## EXERCISE:
Answer these from the page on deep neural networks:
(a) Which post-hoc explanation method does it name for vision models?
(b) How do deep neural networks score on documentability?
(c) What compensating controls does it list for the explainability gap?

## PAGE EXCERPT:
#####

Deep Neural Networks — Types & Post-Hoc Explanation Methods

v2.4.0 | Report Errata

docs development docs development

Convolutional networks, recurrent networks, and transformer architectures achieve state-of-the-art performance on unstructured data tasks such as image classification, natural language processing, and speech recognition. Their selection for high-risk systems introduces specific compliance challenges that the AISDP must address candidly.

Post-hoc explanation methods exist for deep neural networks: SHAP (via KernelSHAP or DeepSHAP), LIME (Local Interpretable Model-agnostic Explanations), GradCAM (for vision models), and attention visualisation (for transformer architectures). Each method approximates the model’s reasoning rather than exposing it directly. Their fidelity to the model’s actual decision process is debated in the academic literature, and the AISDP must document the chosen method, its known limitations, and the fidelity validation performed.

For the compliance criteria, deep neural networks score weakly on documentability, since a transformer with billions of parameters cannot have its learned representations enumerated. The architecture can be described, yet the documentation gap must be addressed through behavioural characterisation. Testability is adequate; standard evaluation methodologies exist, though stochastic outputs (in generative models) may require statistical testing frameworks. Auditability varies depending on logging infrastructure; models where output depends on runtime conditions (conversation history, retrieval context) require more sophisticated logging. Bias detectability is adequate, as feature attribution methods can identify proxy effects, though with lower precision than for simpler models. Maintainability is weak to adequate, since deep networks can exhibit large behavioural shifts from small data changes. Determinism varies; some architectures are deterministic given fixed seeds, while others are inherently stochastic.

Where deep learning is chosen for a high-risk system, the AISDP must describe the compensating controls applied to address the explainability gap, including more intensive human oversight, output validation against known-good references, or constrained output spaces.

Key outputs

Post-hoc explanation method selection and justification
Compensating controls for explainability limitations
Compliance criteria scoring for neural network candidates

#####

## PROVIDED DATA:

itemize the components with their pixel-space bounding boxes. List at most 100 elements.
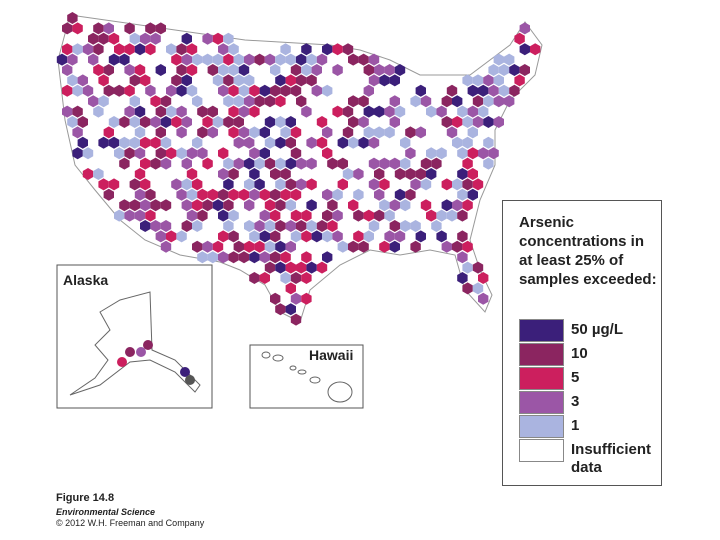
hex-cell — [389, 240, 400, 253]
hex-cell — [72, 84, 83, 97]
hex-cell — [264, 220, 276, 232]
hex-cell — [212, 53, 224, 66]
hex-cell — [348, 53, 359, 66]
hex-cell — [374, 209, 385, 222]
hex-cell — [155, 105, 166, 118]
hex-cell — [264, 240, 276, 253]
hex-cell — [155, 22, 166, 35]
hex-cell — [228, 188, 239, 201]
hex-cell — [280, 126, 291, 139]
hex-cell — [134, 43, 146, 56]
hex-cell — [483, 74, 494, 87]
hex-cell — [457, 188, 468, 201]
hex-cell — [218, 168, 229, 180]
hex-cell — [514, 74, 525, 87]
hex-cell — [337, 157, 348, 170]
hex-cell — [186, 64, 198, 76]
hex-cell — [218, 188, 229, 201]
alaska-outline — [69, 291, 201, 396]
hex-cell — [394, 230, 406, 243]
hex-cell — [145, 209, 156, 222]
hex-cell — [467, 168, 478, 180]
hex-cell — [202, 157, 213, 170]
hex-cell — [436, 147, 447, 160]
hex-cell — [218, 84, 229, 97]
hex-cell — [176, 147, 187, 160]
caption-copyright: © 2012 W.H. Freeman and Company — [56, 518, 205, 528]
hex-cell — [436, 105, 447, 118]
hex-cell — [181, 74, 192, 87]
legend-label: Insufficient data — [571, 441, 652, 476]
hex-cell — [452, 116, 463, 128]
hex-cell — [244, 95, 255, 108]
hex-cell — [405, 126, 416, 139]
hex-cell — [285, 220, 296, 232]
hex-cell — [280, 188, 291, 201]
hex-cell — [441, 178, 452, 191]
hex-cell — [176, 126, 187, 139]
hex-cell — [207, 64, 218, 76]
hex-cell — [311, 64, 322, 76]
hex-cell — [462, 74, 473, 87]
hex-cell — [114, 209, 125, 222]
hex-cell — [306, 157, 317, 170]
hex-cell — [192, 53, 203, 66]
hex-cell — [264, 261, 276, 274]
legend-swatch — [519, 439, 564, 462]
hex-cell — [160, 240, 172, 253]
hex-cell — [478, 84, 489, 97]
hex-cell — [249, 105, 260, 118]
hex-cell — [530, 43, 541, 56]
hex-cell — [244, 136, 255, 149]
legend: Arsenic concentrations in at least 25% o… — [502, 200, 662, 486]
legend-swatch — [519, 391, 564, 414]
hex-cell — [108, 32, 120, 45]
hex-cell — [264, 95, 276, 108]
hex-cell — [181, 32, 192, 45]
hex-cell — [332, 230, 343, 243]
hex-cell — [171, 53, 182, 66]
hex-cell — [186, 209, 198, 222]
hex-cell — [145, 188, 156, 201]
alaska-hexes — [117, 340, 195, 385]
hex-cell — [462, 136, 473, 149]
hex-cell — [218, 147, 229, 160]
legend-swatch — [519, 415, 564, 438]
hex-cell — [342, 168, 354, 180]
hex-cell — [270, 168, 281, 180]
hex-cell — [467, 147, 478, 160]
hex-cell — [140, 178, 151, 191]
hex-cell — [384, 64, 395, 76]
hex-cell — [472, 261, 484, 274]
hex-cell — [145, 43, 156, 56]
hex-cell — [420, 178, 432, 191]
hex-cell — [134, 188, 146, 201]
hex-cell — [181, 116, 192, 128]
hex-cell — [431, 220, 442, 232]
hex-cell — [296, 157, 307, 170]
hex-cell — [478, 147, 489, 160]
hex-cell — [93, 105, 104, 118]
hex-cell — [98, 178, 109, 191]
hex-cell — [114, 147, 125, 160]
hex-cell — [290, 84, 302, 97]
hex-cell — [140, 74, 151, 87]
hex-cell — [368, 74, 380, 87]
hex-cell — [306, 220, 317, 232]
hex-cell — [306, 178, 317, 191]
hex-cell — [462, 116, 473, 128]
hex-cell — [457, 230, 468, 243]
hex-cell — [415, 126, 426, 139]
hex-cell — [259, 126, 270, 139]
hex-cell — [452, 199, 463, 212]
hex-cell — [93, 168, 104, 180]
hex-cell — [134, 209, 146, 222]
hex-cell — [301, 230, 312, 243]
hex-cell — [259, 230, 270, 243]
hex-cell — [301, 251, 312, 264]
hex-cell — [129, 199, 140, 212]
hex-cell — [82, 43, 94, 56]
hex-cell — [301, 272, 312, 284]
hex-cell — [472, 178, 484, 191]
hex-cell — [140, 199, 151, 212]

#####

## REPLY:
(a) GradCAM.
(b) Weakly. A transformer with billions of parameters cannot have its learned representations enumerated.
(c) More intensive human oversight, output validation against known-good references, and constrained output spaces.